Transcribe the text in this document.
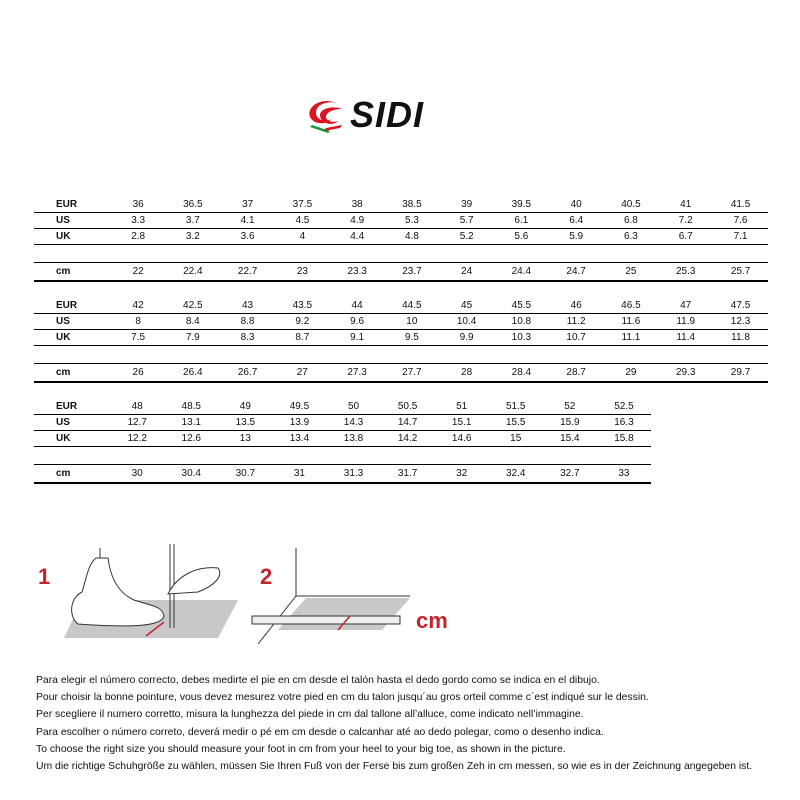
SIDI
EUR	36	36.5	37	37.5	38	38.5	39	39.5	40	40.5	41	41.5
US	3.3	3.7	4.1	4.5	4.9	5.3	5.7	6.1	6.4	6.8	7.2	7.6
UK	2.8	3.2	3.6	4	4.4	4.8	5.2	5.6	5.9	6.3	6.7	7.1

cm	22	22.4	22.7	23	23.3	23.7	24	24.4	24.7	25	25.3	25.7
EUR	42	42.5	43	43.5	44	44.5	45	45.5	46	46.5	47	47.5
US	8	8.4	8.8	9.2	9.6	10	10.4	10.8	11.2	11.6	11.9	12.3
UK	7.5	7.9	8.3	8.7	9.1	9.5	9.9	10.3	10.7	11.1	11.4	11.8

cm	26	26.4	26.7	27	27.3	27.7	28	28.4	28.7	29	29.3	29.7
EUR	48	48.5	49	49.5	50	50.5	51	51.5	52	52.5
US	12.7	13.1	13.5	13.9	14.3	14.7	15.1	15.5	15.9	16.3
UK	12.2	12.6	13	13.4	13.8	14.2	14.6	15	15.4	15.8

cm	30	30.4	30.7	31	31.3	31.7	32	32.4	32.7	33
1	2
cm
Para elegir el número correcto, debes medirte el pie en cm desde el talón hasta el dedo gordo como se indica en el dibujo.
Pour choisir la bonne pointure, vous devez mesurez votre pied en cm du talon jusqu´au gros orteil comme c´est indiqué sur le dessin.
Per scegliere il numero corretto, misura la lunghezza del piede in cm dal tallone all’alluce, come indicato nell’immagine.
Para escolher o número correto, deverá medir o pé em cm desde o calcanhar até ao dedo polegar, como o desenho indica.
To choose the right size you should measure your foot in cm from your heel to your big toe, as shown in the picture.
Um die richtige Schuhgröße zu wählen, müssen Sie Ihren Fuß von der Ferse bis zum großen Zeh in cm messen, so wie es in der Zeichnung angegeben ist.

* * * *

WHAT NEEDS TO BE DONE – Give back the whole listing as it stands, minus its pictures.

REPLY TO THE EXERCISE –
Transcribe the text in this document.
SIDI
EUR	36	36.5	37	37.5	38	38.5	39	39.5	40	40.5	41	41.5
US	3.3	3.7	4.1	4.5	4.9	5.3	5.7	6.1	6.4	6.8	7.2	7.6
UK	2.8	3.2	3.6	4	4.4	4.8	5.2	5.6	5.9	6.3	6.7	7.1

cm	22	22.4	22.7	23	23.3	23.7	24	24.4	24.7	25	25.3	25.7
EUR	42	42.5	43	43.5	44	44.5	45	45.5	46	46.5	47	47.5
US	8	8.4	8.8	9.2	9.6	10	10.4	10.8	11.2	11.6	11.9	12.3
UK	7.5	7.9	8.3	8.7	9.1	9.5	9.9	10.3	10.7	11.1	11.4	11.8

cm	26	26.4	26.7	27	27.3	27.7	28	28.4	28.7	29	29.3	29.7
EUR	48	48.5	49	49.5	50	50.5	51	51.5	52	52.5
US	12.7	13.1	13.5	13.9	14.3	14.7	15.1	15.5	15.9	16.3
UK	12.2	12.6	13	13.4	13.8	14.2	14.6	15	15.4	15.8

cm	30	30.4	30.7	31	31.3	31.7	32	32.4	32.7	33
1	2
cm
Para elegir el número correcto, debes medirte el pie en cm desde el talón hasta el dedo gordo como se indica en el dibujo.
Pour choisir la bonne pointure, vous devez mesurez votre pied en cm du talon jusqu´au gros orteil comme c´est indiqué sur le dessin.
Per scegliere il numero corretto, misura la lunghezza del piede in cm dal tallone all’alluce, come indicato nell’immagine.
Para escolher o número correto, deverá medir o pé em cm desde o calcanhar até ao dedo polegar, como o desenho indica.
To choose the right size you should measure your foot in cm from your heel to your big toe, as shown in the picture.
Um die richtige Schuhgröße zu wählen, müssen Sie Ihren Fuß von der Ferse bis zum großen Zeh in cm messen, so wie es in der Zeichnung angegeben ist.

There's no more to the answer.